▶ _Source data_
----
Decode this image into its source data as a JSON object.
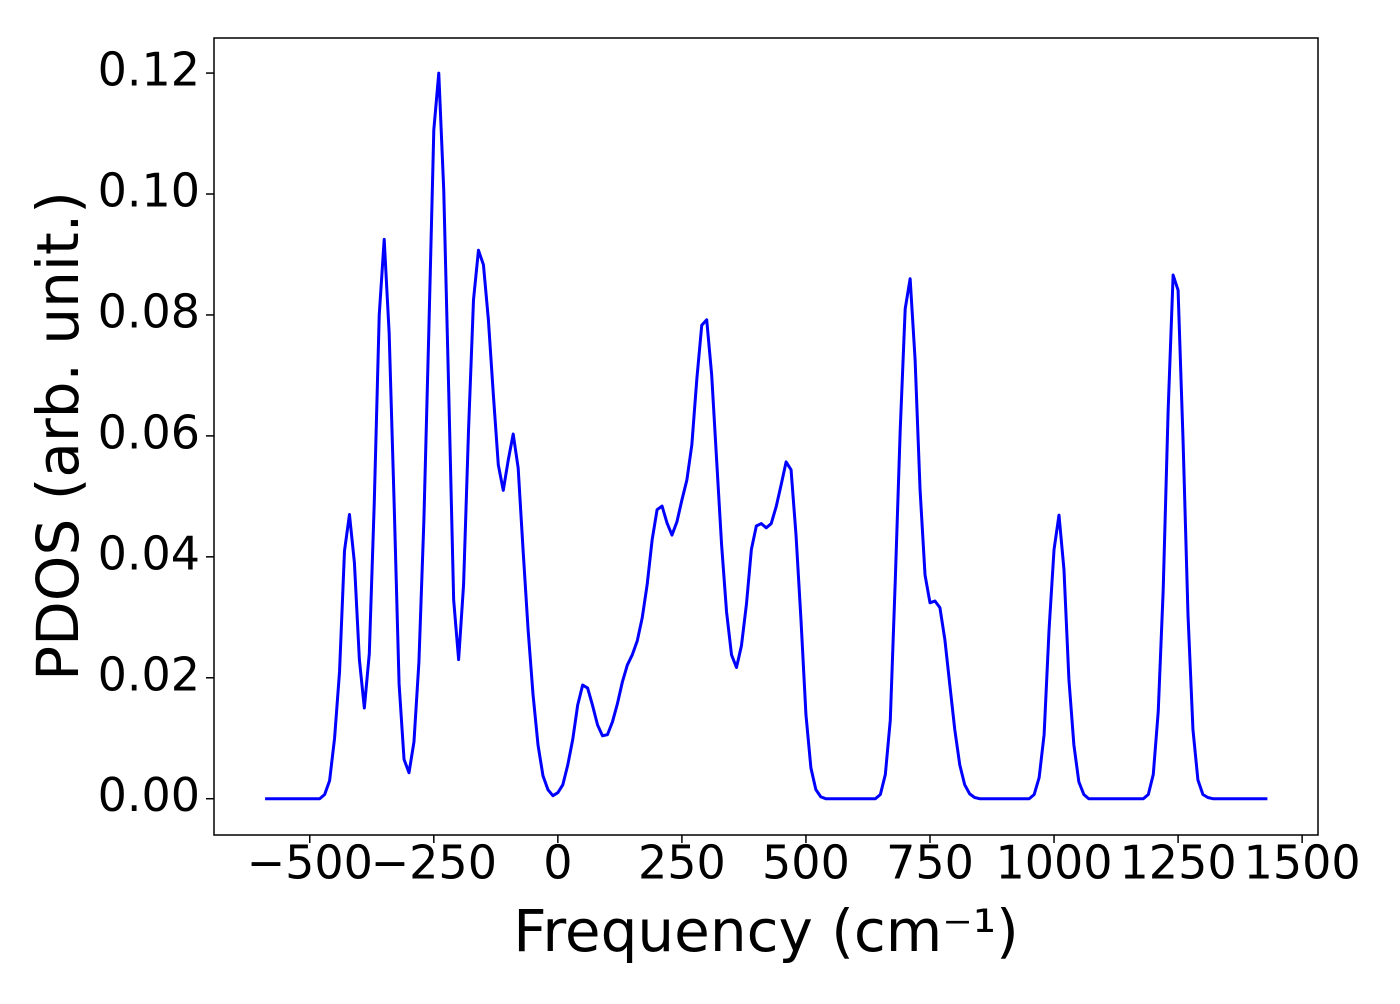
{
  "chart_data": {
    "type": "line",
    "xlabel": "Frequency (cm⁻¹)",
    "ylabel": "PDOS (arb. unit.)",
    "xlim": [
      -693,
      1532
    ],
    "ylim": [
      -0.006,
      0.1258
    ],
    "xticks": [
      {
        "value": -500,
        "label": "−500"
      },
      {
        "value": -250,
        "label": "−250"
      },
      0,
      250,
      500,
      750,
      1000,
      1250,
      1500
    ],
    "yticks": [
      {
        "value": 0,
        "label": "0.00"
      },
      0.02,
      0.04,
      0.06,
      0.08,
      {
        "value": 0.1,
        "label": "0.10"
      },
      0.12
    ],
    "x": [
      -590,
      -480,
      -470,
      -460,
      -450,
      -440,
      -430,
      -420,
      -410,
      -400,
      -390,
      -380,
      -370,
      -360,
      -350,
      -340,
      -330,
      -320,
      -310,
      -300,
      -290,
      -280,
      -270,
      -260,
      -250,
      -240,
      -230,
      -220,
      -210,
      -200,
      -190,
      -180,
      -170,
      -160,
      -150,
      -140,
      -130,
      -120,
      -110,
      -100,
      -90,
      -80,
      -70,
      -60,
      -50,
      -40,
      -30,
      -20,
      -10,
      0,
      10,
      20,
      30,
      40,
      50,
      60,
      70,
      80,
      90,
      100,
      110,
      120,
      130,
      140,
      150,
      160,
      170,
      180,
      190,
      200,
      210,
      220,
      230,
      240,
      250,
      260,
      270,
      280,
      290,
      300,
      310,
      320,
      330,
      340,
      350,
      360,
      370,
      380,
      390,
      400,
      410,
      420,
      430,
      440,
      450,
      460,
      470,
      480,
      490,
      500,
      510,
      520,
      530,
      540,
      640,
      650,
      660,
      670,
      680,
      690,
      700,
      710,
      720,
      730,
      740,
      750,
      760,
      770,
      780,
      790,
      800,
      810,
      820,
      830,
      840,
      850,
      950,
      960,
      970,
      980,
      990,
      1000,
      1010,
      1020,
      1030,
      1040,
      1050,
      1060,
      1070,
      1180,
      1190,
      1200,
      1210,
      1220,
      1230,
      1240,
      1250,
      1260,
      1270,
      1280,
      1290,
      1300,
      1310,
      1320,
      1430
    ],
    "series": [
      {
        "name": "PDOS",
        "color": "#0000ff",
        "values": [
          0,
          0,
          0.0007,
          0.003,
          0.01,
          0.021,
          0.041,
          0.047,
          0.039,
          0.023,
          0.015,
          0.024,
          0.049,
          0.08,
          0.0925,
          0.077,
          0.049,
          0.019,
          0.0065,
          0.0043,
          0.0094,
          0.0226,
          0.046,
          0.0775,
          0.1106,
          0.12,
          0.1007,
          0.0676,
          0.0329,
          0.023,
          0.0354,
          0.061,
          0.0825,
          0.0907,
          0.0883,
          0.0792,
          0.0668,
          0.0552,
          0.051,
          0.056,
          0.0603,
          0.0547,
          0.041,
          0.028,
          0.0172,
          0.0089,
          0.0038,
          0.0015,
          0.0005,
          0.001,
          0.0023,
          0.0056,
          0.0098,
          0.0155,
          0.0188,
          0.0183,
          0.0154,
          0.0122,
          0.0104,
          0.0106,
          0.0127,
          0.0157,
          0.0193,
          0.0221,
          0.0238,
          0.0261,
          0.0299,
          0.0354,
          0.0428,
          0.0478,
          0.0484,
          0.0456,
          0.0436,
          0.0458,
          0.0494,
          0.0527,
          0.0585,
          0.0693,
          0.0783,
          0.0792,
          0.0701,
          0.056,
          0.042,
          0.0309,
          0.0238,
          0.0217,
          0.0253,
          0.0321,
          0.0412,
          0.0451,
          0.0455,
          0.0448,
          0.0455,
          0.0483,
          0.0519,
          0.0557,
          0.0544,
          0.0436,
          0.0296,
          0.0139,
          0.0051,
          0.0015,
          0.0003,
          0,
          0,
          0.0007,
          0.004,
          0.013,
          0.036,
          0.061,
          0.081,
          0.086,
          0.0726,
          0.0511,
          0.037,
          0.0324,
          0.0327,
          0.0316,
          0.0263,
          0.0188,
          0.0114,
          0.0056,
          0.0023,
          0.0008,
          0.0002,
          0,
          0,
          0.0007,
          0.0035,
          0.0106,
          0.028,
          0.0412,
          0.0469,
          0.0379,
          0.0197,
          0.0089,
          0.0028,
          0.0007,
          0,
          0,
          0.0007,
          0.004,
          0.0144,
          0.0345,
          0.0643,
          0.0866,
          0.0841,
          0.0593,
          0.0304,
          0.0114,
          0.0031,
          0.0007,
          0.0002,
          0,
          0
        ]
      }
    ]
  }
}
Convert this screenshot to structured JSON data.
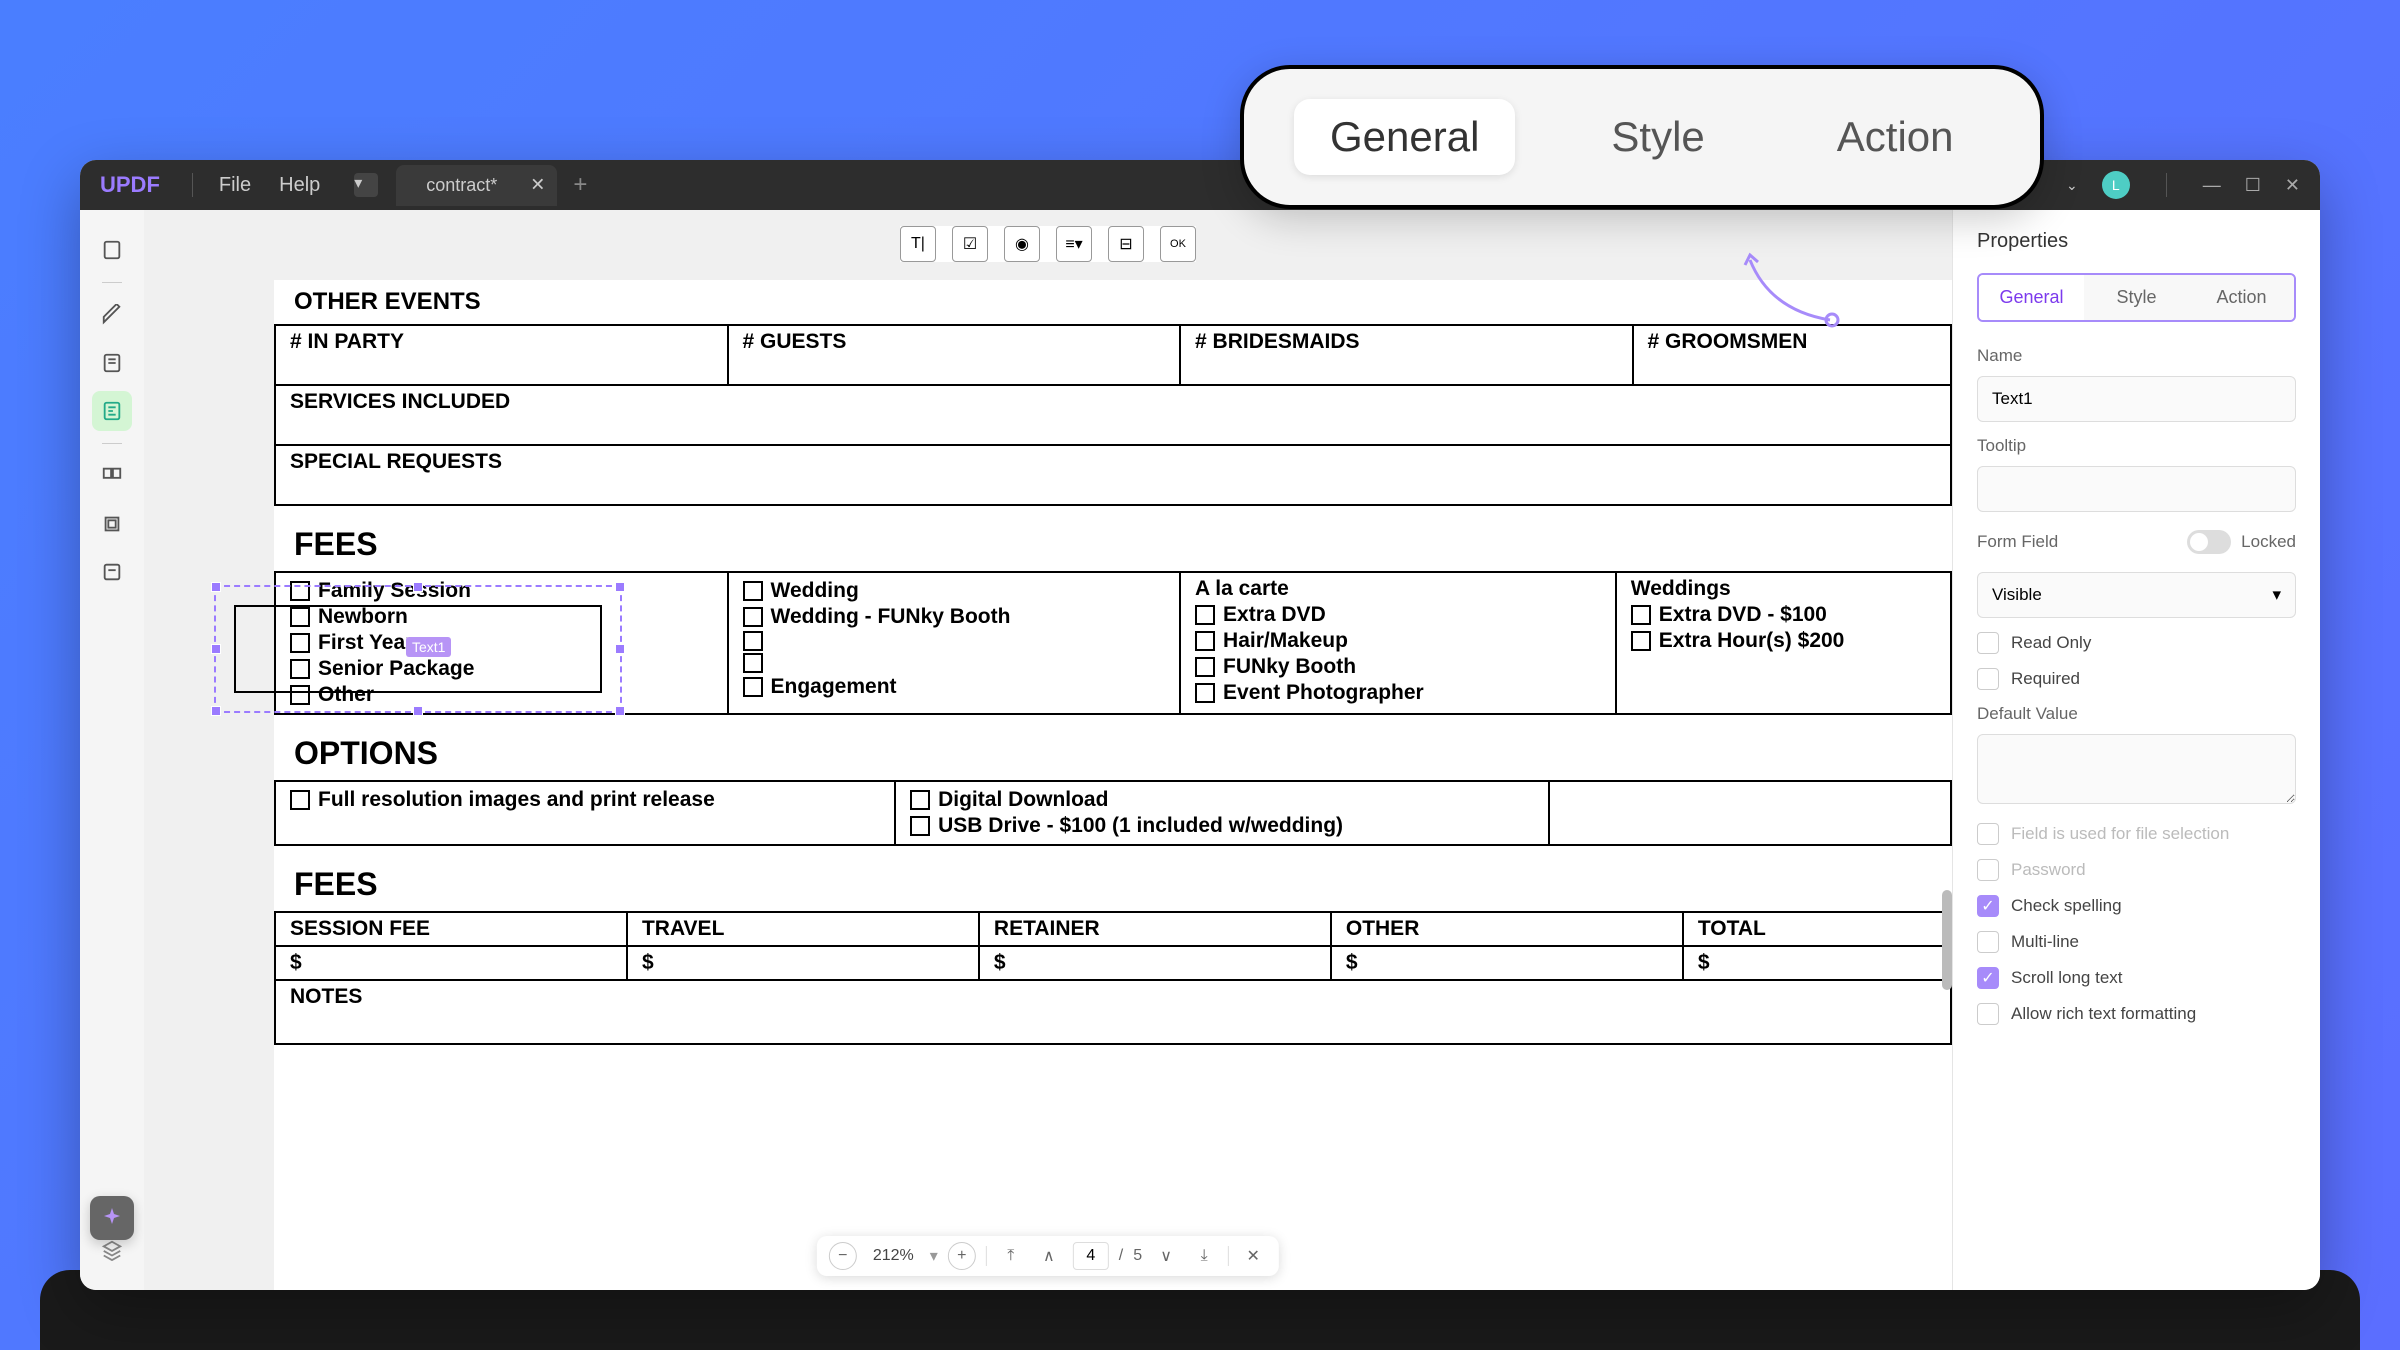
{
  "app": {
    "logo": "UPDF",
    "menu": [
      "File",
      "Help"
    ],
    "tab_name": "contract*",
    "avatar_letter": "L"
  },
  "callout": {
    "tabs": [
      "General",
      "Style",
      "Action"
    ],
    "active": 0
  },
  "toolbar_icons": [
    "T|",
    "☑",
    "◉",
    "≡",
    "⊟",
    "OK"
  ],
  "document": {
    "sections": {
      "other_events": "OTHER EVENTS",
      "party_headers": [
        "# IN PARTY",
        "# GUESTS",
        "# BRIDESMAIDS",
        "# GROOMSMEN"
      ],
      "services": "SERVICES INCLUDED",
      "special": "SPECIAL REQUESTS",
      "fees_title": "FEES",
      "options_title": "OPTIONS",
      "fees2_title": "FEES",
      "notes": "NOTES"
    },
    "fees_cols": [
      {
        "header": "",
        "items": [
          "Family Session",
          "Newborn",
          "First Year",
          "Senior Package",
          "Other"
        ]
      },
      {
        "header": "",
        "items": [
          "Wedding",
          "Wedding - FUNky Booth",
          "",
          "",
          "Engagement"
        ]
      },
      {
        "header": "A la carte",
        "items": [
          "Extra DVD",
          "Hair/Makeup",
          "FUNky Booth",
          "Event Photographer"
        ]
      },
      {
        "header": "Weddings",
        "items": [
          "Extra DVD - $100",
          "Extra Hour(s) $200"
        ]
      }
    ],
    "options_cols": [
      [
        "Full resolution images and print release"
      ],
      [
        "Digital Download",
        "USB Drive - $100 (1 included w/wedding)"
      ],
      []
    ],
    "fees2_headers": [
      "SESSION FEE",
      "TRAVEL",
      "RETAINER",
      "OTHER",
      "TOTAL"
    ],
    "dollar": "$"
  },
  "selected_field_label": "Text1",
  "bottom_bar": {
    "zoom": "212%",
    "page_current": "4",
    "page_total": "5"
  },
  "properties": {
    "title": "Properties",
    "tabs": [
      "General",
      "Style",
      "Action"
    ],
    "name_label": "Name",
    "name_value": "Text1",
    "tooltip_label": "Tooltip",
    "tooltip_value": "",
    "form_field_label": "Form Field",
    "locked_label": "Locked",
    "visibility": "Visible",
    "read_only": "Read Only",
    "required": "Required",
    "default_value_label": "Default Value",
    "checks": [
      {
        "label": "Field is used for file selection",
        "checked": false,
        "disabled": true
      },
      {
        "label": "Password",
        "checked": false,
        "disabled": true
      },
      {
        "label": "Check spelling",
        "checked": true,
        "disabled": false
      },
      {
        "label": "Multi-line",
        "checked": false,
        "disabled": false
      },
      {
        "label": "Scroll long text",
        "checked": true,
        "disabled": false
      },
      {
        "label": "Allow rich text formatting",
        "checked": false,
        "disabled": false
      }
    ]
  },
  "colors": {
    "accent": "#a78bfa",
    "bg_gradient_start": "#4a7eff",
    "bg_gradient_end": "#5b6eff"
  }
}
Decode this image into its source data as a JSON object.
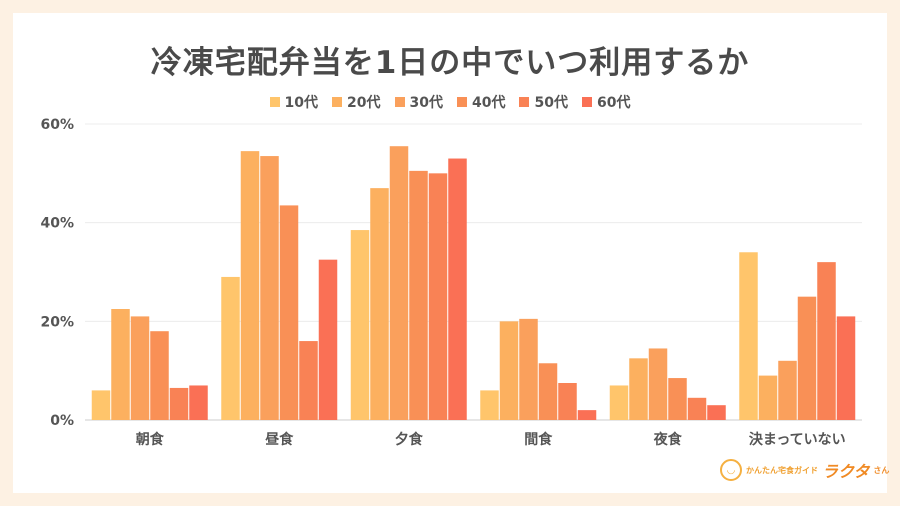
{
  "chart_data": {
    "type": "bar",
    "title": "冷凍宅配弁当を1日の中でいつ利用するか",
    "categories": [
      "朝食",
      "昼食",
      "夕食",
      "間食",
      "夜食",
      "決まっていない"
    ],
    "series": [
      {
        "name": "10代",
        "color": "#ffc56b",
        "values": [
          6,
          29,
          38.5,
          6,
          7,
          34
        ]
      },
      {
        "name": "20代",
        "color": "#fcb05f",
        "values": [
          22.5,
          54.5,
          47,
          20,
          12.5,
          9
        ]
      },
      {
        "name": "30代",
        "color": "#faa05c",
        "values": [
          21,
          53.5,
          55.5,
          20.5,
          14.5,
          12
        ]
      },
      {
        "name": "40代",
        "color": "#f99056",
        "values": [
          18,
          43.5,
          50.5,
          11.5,
          8.5,
          25
        ]
      },
      {
        "name": "50代",
        "color": "#f98255",
        "values": [
          6.5,
          16,
          50,
          7.5,
          4.5,
          32
        ]
      },
      {
        "name": "60代",
        "color": "#fa7055",
        "values": [
          7,
          32.5,
          53,
          2,
          3,
          21
        ]
      }
    ],
    "yticks": [
      0,
      20,
      40,
      60
    ],
    "ytick_labels": [
      "0%",
      "20%",
      "40%",
      "60%"
    ],
    "ylim": [
      0,
      60
    ],
    "grid": true,
    "legend_position": "top-center"
  },
  "brand": {
    "logo_icon": "rice-bowl-icon",
    "tagline": "かんたん宅食ガイド",
    "name": "ラクタ",
    "suffix": "さん"
  }
}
----
▶ _The task_
Using the listing above, return all lines where the word "Extra" occurs.

▶ _Reply_
          "Extra DVD",
          "Extra DVD - $100",
          "Extra Hour(s) $200"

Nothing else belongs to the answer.